- **Directive**:
Transcribe every record that appears below, exactly and in full.

:: Material supplied ::

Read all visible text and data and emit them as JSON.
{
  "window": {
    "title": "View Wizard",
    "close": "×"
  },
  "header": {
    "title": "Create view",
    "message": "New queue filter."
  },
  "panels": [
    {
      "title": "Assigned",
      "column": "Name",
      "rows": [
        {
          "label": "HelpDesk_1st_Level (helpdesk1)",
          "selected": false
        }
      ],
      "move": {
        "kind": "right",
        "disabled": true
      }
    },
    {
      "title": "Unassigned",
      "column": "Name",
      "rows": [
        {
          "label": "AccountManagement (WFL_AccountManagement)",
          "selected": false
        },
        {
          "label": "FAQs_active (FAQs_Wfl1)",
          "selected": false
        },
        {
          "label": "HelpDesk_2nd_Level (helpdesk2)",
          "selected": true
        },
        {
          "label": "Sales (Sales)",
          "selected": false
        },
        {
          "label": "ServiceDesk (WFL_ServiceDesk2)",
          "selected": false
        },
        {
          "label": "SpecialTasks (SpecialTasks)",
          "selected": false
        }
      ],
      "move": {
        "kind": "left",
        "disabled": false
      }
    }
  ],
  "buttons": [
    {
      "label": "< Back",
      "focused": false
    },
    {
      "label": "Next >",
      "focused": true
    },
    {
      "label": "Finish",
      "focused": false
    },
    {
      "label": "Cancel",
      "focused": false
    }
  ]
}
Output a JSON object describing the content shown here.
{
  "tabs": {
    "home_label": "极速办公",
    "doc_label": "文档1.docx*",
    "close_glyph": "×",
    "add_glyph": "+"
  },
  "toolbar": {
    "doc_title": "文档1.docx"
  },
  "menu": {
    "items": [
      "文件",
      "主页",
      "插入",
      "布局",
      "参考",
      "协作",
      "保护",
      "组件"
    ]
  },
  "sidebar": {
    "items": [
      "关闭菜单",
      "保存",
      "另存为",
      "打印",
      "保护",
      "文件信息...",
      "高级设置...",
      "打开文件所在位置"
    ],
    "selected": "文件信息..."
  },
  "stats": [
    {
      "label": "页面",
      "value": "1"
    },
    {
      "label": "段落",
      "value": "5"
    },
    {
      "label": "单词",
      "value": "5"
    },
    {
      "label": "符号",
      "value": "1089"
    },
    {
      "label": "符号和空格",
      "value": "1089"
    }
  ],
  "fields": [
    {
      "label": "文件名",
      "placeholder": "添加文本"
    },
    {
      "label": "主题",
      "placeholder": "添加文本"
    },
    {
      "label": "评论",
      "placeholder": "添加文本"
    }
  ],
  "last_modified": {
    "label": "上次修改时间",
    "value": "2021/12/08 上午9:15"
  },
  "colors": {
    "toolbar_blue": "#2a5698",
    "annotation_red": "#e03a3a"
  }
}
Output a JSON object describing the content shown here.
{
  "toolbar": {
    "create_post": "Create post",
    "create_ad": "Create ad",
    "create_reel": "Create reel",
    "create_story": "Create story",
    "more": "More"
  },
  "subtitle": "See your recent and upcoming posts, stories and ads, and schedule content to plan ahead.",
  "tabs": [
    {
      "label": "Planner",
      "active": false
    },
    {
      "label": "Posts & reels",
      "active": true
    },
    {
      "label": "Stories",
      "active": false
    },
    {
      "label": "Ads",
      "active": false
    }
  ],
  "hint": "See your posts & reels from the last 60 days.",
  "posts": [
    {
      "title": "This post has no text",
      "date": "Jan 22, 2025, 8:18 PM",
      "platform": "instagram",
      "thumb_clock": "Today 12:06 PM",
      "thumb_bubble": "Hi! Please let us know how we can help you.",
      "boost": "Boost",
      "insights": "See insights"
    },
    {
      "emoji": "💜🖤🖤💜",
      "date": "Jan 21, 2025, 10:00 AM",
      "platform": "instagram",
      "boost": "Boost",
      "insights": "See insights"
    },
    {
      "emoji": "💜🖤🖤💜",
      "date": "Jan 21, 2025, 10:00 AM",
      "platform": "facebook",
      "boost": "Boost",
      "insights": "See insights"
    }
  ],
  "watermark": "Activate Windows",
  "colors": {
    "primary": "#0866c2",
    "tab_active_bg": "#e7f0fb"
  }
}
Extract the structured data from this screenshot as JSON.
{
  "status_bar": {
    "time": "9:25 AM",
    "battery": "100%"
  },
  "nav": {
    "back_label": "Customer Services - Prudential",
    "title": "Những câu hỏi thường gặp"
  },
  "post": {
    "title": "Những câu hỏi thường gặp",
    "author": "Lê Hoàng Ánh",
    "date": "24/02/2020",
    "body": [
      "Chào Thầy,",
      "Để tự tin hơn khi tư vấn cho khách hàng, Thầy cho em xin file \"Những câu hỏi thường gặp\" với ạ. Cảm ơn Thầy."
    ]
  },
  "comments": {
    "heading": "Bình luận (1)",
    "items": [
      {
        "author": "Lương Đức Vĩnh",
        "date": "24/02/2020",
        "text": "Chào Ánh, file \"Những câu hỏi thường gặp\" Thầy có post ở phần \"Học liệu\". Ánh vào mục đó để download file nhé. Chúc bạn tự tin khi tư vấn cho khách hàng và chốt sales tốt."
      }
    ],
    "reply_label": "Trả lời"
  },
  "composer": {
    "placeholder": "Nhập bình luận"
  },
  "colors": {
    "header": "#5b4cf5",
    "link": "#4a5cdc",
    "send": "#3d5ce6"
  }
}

:::

- **Answer to the exercise**:
Read all visible text and data and emit them as JSON.
{
  "window": {
    "title": "View Wizard",
    "close": "×"
  },
  "header": {
    "title": "Create view",
    "message": "New queue filter."
  },
  "panels": [
    {
      "title": "Assigned",
      "column": "Name",
      "rows": [
        {
          "label": "HelpDesk_1st_Level (helpdesk1)",
          "selected": false
        }
      ],
      "move": {
        "kind": "right",
        "disabled": true
      }
    },
    {
      "title": "Unassigned",
      "column": "Name",
      "rows": [
        {
          "label": "AccountManagement (WFL_AccountManagement)",
          "selected": false
        },
        {
          "label": "FAQs_active (FAQs_Wfl1)",
          "selected": false
        },
        {
          "label": "HelpDesk_2nd_Level (helpdesk2)",
          "selected": true
        },
        {
          "label": "Sales (Sales)",
          "selected": false
        },
        {
          "label": "ServiceDesk (WFL_ServiceDesk2)",
          "selected": false
        },
        {
          "label": "SpecialTasks (SpecialTasks)",
          "selected": false
        }
      ],
      "move": {
        "kind": "left",
        "disabled": false
      }
    }
  ],
  "buttons": [
    {
      "label": "< Back",
      "focused": false
    },
    {
      "label": "Next >",
      "focused": true
    },
    {
      "label": "Finish",
      "focused": false
    },
    {
      "label": "Cancel",
      "focused": false
    }
  ]
}
Output a JSON object describing the content shown here.
{
  "tabs": {
    "home_label": "极速办公",
    "doc_label": "文档1.docx*",
    "close_glyph": "×",
    "add_glyph": "+"
  },
  "toolbar": {
    "doc_title": "文档1.docx"
  },
  "menu": {
    "items": [
      "文件",
      "主页",
      "插入",
      "布局",
      "参考",
      "协作",
      "保护",
      "组件"
    ]
  },
  "sidebar": {
    "items": [
      "关闭菜单",
      "保存",
      "另存为",
      "打印",
      "保护",
      "文件信息...",
      "高级设置...",
      "打开文件所在位置"
    ],
    "selected": "文件信息..."
  },
  "stats": [
    {
      "label": "页面",
      "value": "1"
    },
    {
      "label": "段落",
      "value": "5"
    },
    {
      "label": "单词",
      "value": "5"
    },
    {
      "label": "符号",
      "value": "1089"
    },
    {
      "label": "符号和空格",
      "value": "1089"
    }
  ],
  "fields": [
    {
      "label": "文件名",
      "placeholder": "添加文本"
    },
    {
      "label": "主题",
      "placeholder": "添加文本"
    },
    {
      "label": "评论",
      "placeholder": "添加文本"
    }
  ],
  "last_modified": {
    "label": "上次修改时间",
    "value": "2021/12/08 上午9:15"
  },
  "colors": {
    "toolbar_blue": "#2a5698",
    "annotation_red": "#e03a3a"
  }
}
Output a JSON object describing the content shown here.
{
  "toolbar": {
    "create_post": "Create post",
    "create_ad": "Create ad",
    "create_reel": "Create reel",
    "create_story": "Create story",
    "more": "More"
  },
  "subtitle": "See your recent and upcoming posts, stories and ads, and schedule content to plan ahead.",
  "tabs": [
    {
      "label": "Planner",
      "active": false
    },
    {
      "label": "Posts & reels",
      "active": true
    },
    {
      "label": "Stories",
      "active": false
    },
    {
      "label": "Ads",
      "active": false
    }
  ],
  "hint": "See your posts & reels from the last 60 days.",
  "posts": [
    {
      "title": "This post has no text",
      "date": "Jan 22, 2025, 8:18 PM",
      "platform": "instagram",
      "thumb_clock": "Today 12:06 PM",
      "thumb_bubble": "Hi! Please let us know how we can help you.",
      "boost": "Boost",
      "insights": "See insights"
    },
    {
      "emoji": "💜🖤🖤💜",
      "date": "Jan 21, 2025, 10:00 AM",
      "platform": "instagram",
      "boost": "Boost",
      "insights": "See insights"
    },
    {
      "emoji": "💜🖤🖤💜",
      "date": "Jan 21, 2025, 10:00 AM",
      "platform": "facebook",
      "boost": "Boost",
      "insights": "See insights"
    }
  ],
  "watermark": "Activate Windows",
  "colors": {
    "primary": "#0866c2",
    "tab_active_bg": "#e7f0fb"
  }
}
Extract the structured data from this screenshot as JSON.
{
  "status_bar": {
    "time": "9:25 AM",
    "battery": "100%"
  },
  "nav": {
    "back_label": "Customer Services - Prudential",
    "title": "Những câu hỏi thường gặp"
  },
  "post": {
    "title": "Những câu hỏi thường gặp",
    "author": "Lê Hoàng Ánh",
    "date": "24/02/2020",
    "body": [
      "Chào Thầy,",
      "Để tự tin hơn khi tư vấn cho khách hàng, Thầy cho em xin file \"Những câu hỏi thường gặp\" với ạ. Cảm ơn Thầy."
    ]
  },
  "comments": {
    "heading": "Bình luận (1)",
    "items": [
      {
        "author": "Lương Đức Vĩnh",
        "date": "24/02/2020",
        "text": "Chào Ánh, file \"Những câu hỏi thường gặp\" Thầy có post ở phần \"Học liệu\". Ánh vào mục đó để download file nhé. Chúc bạn tự tin khi tư vấn cho khách hàng và chốt sales tốt."
      }
    ],
    "reply_label": "Trả lời"
  },
  "composer": {
    "placeholder": "Nhập bình luận"
  },
  "colors": {
    "header": "#5b4cf5",
    "link": "#4a5cdc",
    "send": "#3d5ce6"
  }
}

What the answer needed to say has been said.